***** Document excerpt *****
The small outside cottage where we meet to take these photographs has a hive between its wooden walls. If you press your head against them you can feel and hear the swarm vibrating. He has named the Queen the Empress and can tell you where the workers are coming from by the colour and smell of the pollen. 

I often think on the idea of the hive, of belonging and the swarm, the human-irony of only being able to participate in its community by protecting yourself from it. 

The ritual actions of lighting a smoker and donning a suit as necessary forms of separation and solitude. 

Beautiful in its absurdity.

Gatekeepers, guardians and Queens, orphan cranes and disguised priests. 

Honey, smoke and feathers.


Adil Kourkouni

Born in 1990 in Marrakech, Morocco. Lives in Marrakech, Morocco

Instagram: @adilkourkounistudio

Utopic Perception, 2017 

Untitled

"Utopia is what we lack"- Edouard Glissant.

It all starts in Marrakech by observing and spotting urban constructions during walks and daily journeys at different times of the day. Then, back on the spot, I frame and photograph the balance between the sky and the ochre walls of the city, which are usually ignored. These "stops on details" are a step back, a necessary breath to appreciate the hidden beauty of this coexistence.
*****
Exercise set =>
a: In the photography excerpt, list every figure named in the line that begins "Gatekeepers".
b: Duplicate the photography excerpt from "It all starts" up to and including "of this coexistence.".
***** Material *****
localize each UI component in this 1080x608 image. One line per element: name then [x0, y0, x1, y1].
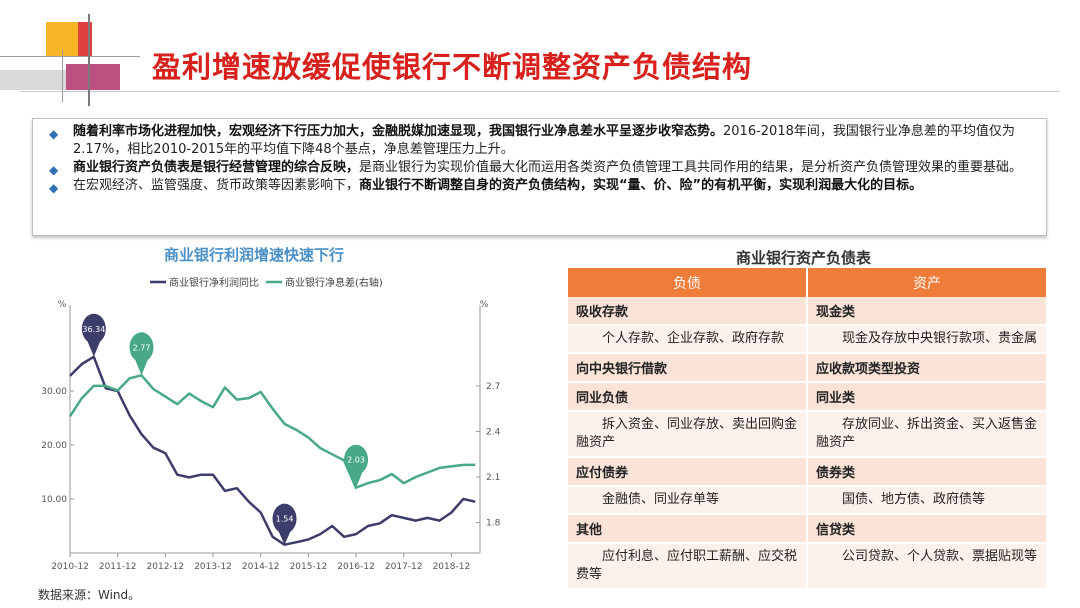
*****
Task-by-task results =>
a:
- Gatekeepers
- guardians
- Queens
- orphan cranes
- disguised priests

b:
It all starts in Marrakech by observing and spotting urban constructions during walks and daily journeys at different times of the day. Then, back on the spot, I frame and photograph the balance between the sky and the ochre walls of the city, which are usually ignored. These "stops on details" are a step back, a necessary breath to appreciate the hidden beauty of this coexistence.